## Goal:
Return each line of the listing below, unchanged, and omit the images.

## Information given:
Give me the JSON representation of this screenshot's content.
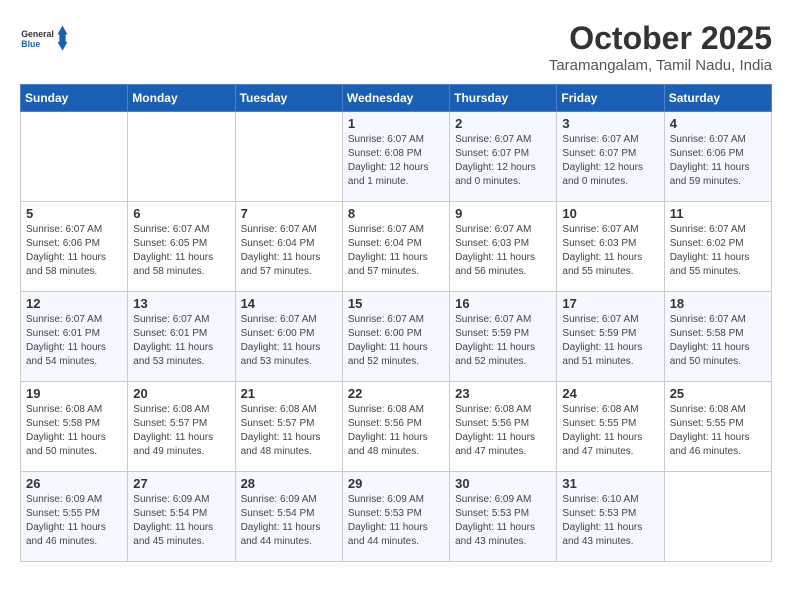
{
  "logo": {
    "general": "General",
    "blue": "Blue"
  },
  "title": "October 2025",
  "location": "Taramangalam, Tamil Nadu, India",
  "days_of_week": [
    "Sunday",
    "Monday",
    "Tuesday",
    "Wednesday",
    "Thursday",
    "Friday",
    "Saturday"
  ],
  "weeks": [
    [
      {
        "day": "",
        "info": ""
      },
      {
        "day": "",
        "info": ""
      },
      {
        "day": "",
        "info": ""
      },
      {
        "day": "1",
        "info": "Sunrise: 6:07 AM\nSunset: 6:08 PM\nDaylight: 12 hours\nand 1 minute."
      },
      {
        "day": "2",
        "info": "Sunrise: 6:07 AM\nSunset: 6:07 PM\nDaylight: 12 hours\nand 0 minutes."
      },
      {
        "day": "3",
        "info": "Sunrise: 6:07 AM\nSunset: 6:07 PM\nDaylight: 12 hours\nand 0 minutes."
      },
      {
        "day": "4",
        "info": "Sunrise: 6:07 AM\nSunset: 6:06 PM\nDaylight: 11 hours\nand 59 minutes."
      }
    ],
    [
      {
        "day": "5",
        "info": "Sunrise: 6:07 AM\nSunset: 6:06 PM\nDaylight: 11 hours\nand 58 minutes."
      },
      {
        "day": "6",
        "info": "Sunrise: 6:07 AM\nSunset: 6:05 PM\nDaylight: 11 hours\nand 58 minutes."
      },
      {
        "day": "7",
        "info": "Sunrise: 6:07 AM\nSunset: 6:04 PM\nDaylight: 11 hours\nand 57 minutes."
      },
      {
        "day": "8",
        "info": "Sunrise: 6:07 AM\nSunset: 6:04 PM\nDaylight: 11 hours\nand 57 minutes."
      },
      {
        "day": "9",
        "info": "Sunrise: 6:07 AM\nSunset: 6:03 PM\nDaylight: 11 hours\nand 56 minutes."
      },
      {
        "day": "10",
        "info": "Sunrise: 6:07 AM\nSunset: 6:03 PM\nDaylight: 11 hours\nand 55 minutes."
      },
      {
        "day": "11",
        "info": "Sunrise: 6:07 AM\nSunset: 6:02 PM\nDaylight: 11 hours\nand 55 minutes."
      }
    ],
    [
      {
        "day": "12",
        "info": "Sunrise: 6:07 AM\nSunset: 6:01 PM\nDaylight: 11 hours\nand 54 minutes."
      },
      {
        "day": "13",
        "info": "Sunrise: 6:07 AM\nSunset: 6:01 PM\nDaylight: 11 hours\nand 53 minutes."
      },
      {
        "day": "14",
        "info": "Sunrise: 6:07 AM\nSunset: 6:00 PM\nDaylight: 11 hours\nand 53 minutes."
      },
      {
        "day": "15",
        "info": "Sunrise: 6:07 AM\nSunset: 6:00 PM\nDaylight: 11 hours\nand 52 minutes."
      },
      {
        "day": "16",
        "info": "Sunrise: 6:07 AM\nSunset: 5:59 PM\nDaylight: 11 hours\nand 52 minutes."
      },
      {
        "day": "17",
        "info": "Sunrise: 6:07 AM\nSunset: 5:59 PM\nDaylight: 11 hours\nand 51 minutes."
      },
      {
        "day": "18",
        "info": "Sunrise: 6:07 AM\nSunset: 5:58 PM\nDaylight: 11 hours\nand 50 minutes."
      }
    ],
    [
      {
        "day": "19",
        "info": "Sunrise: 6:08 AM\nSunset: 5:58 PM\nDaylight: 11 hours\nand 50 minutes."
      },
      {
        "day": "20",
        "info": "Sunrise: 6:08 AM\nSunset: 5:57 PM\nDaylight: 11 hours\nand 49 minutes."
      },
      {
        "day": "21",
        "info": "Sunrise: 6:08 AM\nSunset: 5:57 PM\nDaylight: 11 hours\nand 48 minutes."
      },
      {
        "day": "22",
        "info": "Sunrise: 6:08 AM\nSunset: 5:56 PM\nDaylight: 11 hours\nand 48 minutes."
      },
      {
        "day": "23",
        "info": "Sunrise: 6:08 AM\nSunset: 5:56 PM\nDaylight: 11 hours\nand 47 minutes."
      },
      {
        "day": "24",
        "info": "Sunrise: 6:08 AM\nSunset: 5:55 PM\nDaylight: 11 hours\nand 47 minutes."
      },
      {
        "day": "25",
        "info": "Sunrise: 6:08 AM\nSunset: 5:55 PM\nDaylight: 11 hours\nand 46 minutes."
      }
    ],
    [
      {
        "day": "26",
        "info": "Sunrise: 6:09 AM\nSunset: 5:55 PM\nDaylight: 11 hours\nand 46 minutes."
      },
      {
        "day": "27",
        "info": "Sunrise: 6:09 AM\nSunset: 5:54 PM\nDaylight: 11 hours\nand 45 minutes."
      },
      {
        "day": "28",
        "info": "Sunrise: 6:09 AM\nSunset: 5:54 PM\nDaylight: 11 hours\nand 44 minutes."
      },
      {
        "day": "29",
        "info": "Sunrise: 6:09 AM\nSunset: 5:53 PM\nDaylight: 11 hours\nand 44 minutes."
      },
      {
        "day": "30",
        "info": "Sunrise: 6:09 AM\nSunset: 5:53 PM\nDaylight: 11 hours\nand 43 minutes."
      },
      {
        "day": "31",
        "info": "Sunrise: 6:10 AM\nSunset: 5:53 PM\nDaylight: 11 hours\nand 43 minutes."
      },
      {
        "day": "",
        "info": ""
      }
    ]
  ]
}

## Written answer:
Give me the JSON representation of this screenshot's content.
{
  "logo": {
    "general": "General",
    "blue": "Blue"
  },
  "title": "October 2025",
  "location": "Taramangalam, Tamil Nadu, India",
  "days_of_week": [
    "Sunday",
    "Monday",
    "Tuesday",
    "Wednesday",
    "Thursday",
    "Friday",
    "Saturday"
  ],
  "weeks": [
    [
      {
        "day": "",
        "info": ""
      },
      {
        "day": "",
        "info": ""
      },
      {
        "day": "",
        "info": ""
      },
      {
        "day": "1",
        "info": "Sunrise: 6:07 AM\nSunset: 6:08 PM\nDaylight: 12 hours\nand 1 minute."
      },
      {
        "day": "2",
        "info": "Sunrise: 6:07 AM\nSunset: 6:07 PM\nDaylight: 12 hours\nand 0 minutes."
      },
      {
        "day": "3",
        "info": "Sunrise: 6:07 AM\nSunset: 6:07 PM\nDaylight: 12 hours\nand 0 minutes."
      },
      {
        "day": "4",
        "info": "Sunrise: 6:07 AM\nSunset: 6:06 PM\nDaylight: 11 hours\nand 59 minutes."
      }
    ],
    [
      {
        "day": "5",
        "info": "Sunrise: 6:07 AM\nSunset: 6:06 PM\nDaylight: 11 hours\nand 58 minutes."
      },
      {
        "day": "6",
        "info": "Sunrise: 6:07 AM\nSunset: 6:05 PM\nDaylight: 11 hours\nand 58 minutes."
      },
      {
        "day": "7",
        "info": "Sunrise: 6:07 AM\nSunset: 6:04 PM\nDaylight: 11 hours\nand 57 minutes."
      },
      {
        "day": "8",
        "info": "Sunrise: 6:07 AM\nSunset: 6:04 PM\nDaylight: 11 hours\nand 57 minutes."
      },
      {
        "day": "9",
        "info": "Sunrise: 6:07 AM\nSunset: 6:03 PM\nDaylight: 11 hours\nand 56 minutes."
      },
      {
        "day": "10",
        "info": "Sunrise: 6:07 AM\nSunset: 6:03 PM\nDaylight: 11 hours\nand 55 minutes."
      },
      {
        "day": "11",
        "info": "Sunrise: 6:07 AM\nSunset: 6:02 PM\nDaylight: 11 hours\nand 55 minutes."
      }
    ],
    [
      {
        "day": "12",
        "info": "Sunrise: 6:07 AM\nSunset: 6:01 PM\nDaylight: 11 hours\nand 54 minutes."
      },
      {
        "day": "13",
        "info": "Sunrise: 6:07 AM\nSunset: 6:01 PM\nDaylight: 11 hours\nand 53 minutes."
      },
      {
        "day": "14",
        "info": "Sunrise: 6:07 AM\nSunset: 6:00 PM\nDaylight: 11 hours\nand 53 minutes."
      },
      {
        "day": "15",
        "info": "Sunrise: 6:07 AM\nSunset: 6:00 PM\nDaylight: 11 hours\nand 52 minutes."
      },
      {
        "day": "16",
        "info": "Sunrise: 6:07 AM\nSunset: 5:59 PM\nDaylight: 11 hours\nand 52 minutes."
      },
      {
        "day": "17",
        "info": "Sunrise: 6:07 AM\nSunset: 5:59 PM\nDaylight: 11 hours\nand 51 minutes."
      },
      {
        "day": "18",
        "info": "Sunrise: 6:07 AM\nSunset: 5:58 PM\nDaylight: 11 hours\nand 50 minutes."
      }
    ],
    [
      {
        "day": "19",
        "info": "Sunrise: 6:08 AM\nSunset: 5:58 PM\nDaylight: 11 hours\nand 50 minutes."
      },
      {
        "day": "20",
        "info": "Sunrise: 6:08 AM\nSunset: 5:57 PM\nDaylight: 11 hours\nand 49 minutes."
      },
      {
        "day": "21",
        "info": "Sunrise: 6:08 AM\nSunset: 5:57 PM\nDaylight: 11 hours\nand 48 minutes."
      },
      {
        "day": "22",
        "info": "Sunrise: 6:08 AM\nSunset: 5:56 PM\nDaylight: 11 hours\nand 48 minutes."
      },
      {
        "day": "23",
        "info": "Sunrise: 6:08 AM\nSunset: 5:56 PM\nDaylight: 11 hours\nand 47 minutes."
      },
      {
        "day": "24",
        "info": "Sunrise: 6:08 AM\nSunset: 5:55 PM\nDaylight: 11 hours\nand 47 minutes."
      },
      {
        "day": "25",
        "info": "Sunrise: 6:08 AM\nSunset: 5:55 PM\nDaylight: 11 hours\nand 46 minutes."
      }
    ],
    [
      {
        "day": "26",
        "info": "Sunrise: 6:09 AM\nSunset: 5:55 PM\nDaylight: 11 hours\nand 46 minutes."
      },
      {
        "day": "27",
        "info": "Sunrise: 6:09 AM\nSunset: 5:54 PM\nDaylight: 11 hours\nand 45 minutes."
      },
      {
        "day": "28",
        "info": "Sunrise: 6:09 AM\nSunset: 5:54 PM\nDaylight: 11 hours\nand 44 minutes."
      },
      {
        "day": "29",
        "info": "Sunrise: 6:09 AM\nSunset: 5:53 PM\nDaylight: 11 hours\nand 44 minutes."
      },
      {
        "day": "30",
        "info": "Sunrise: 6:09 AM\nSunset: 5:53 PM\nDaylight: 11 hours\nand 43 minutes."
      },
      {
        "day": "31",
        "info": "Sunrise: 6:10 AM\nSunset: 5:53 PM\nDaylight: 11 hours\nand 43 minutes."
      },
      {
        "day": "",
        "info": ""
      }
    ]
  ]
}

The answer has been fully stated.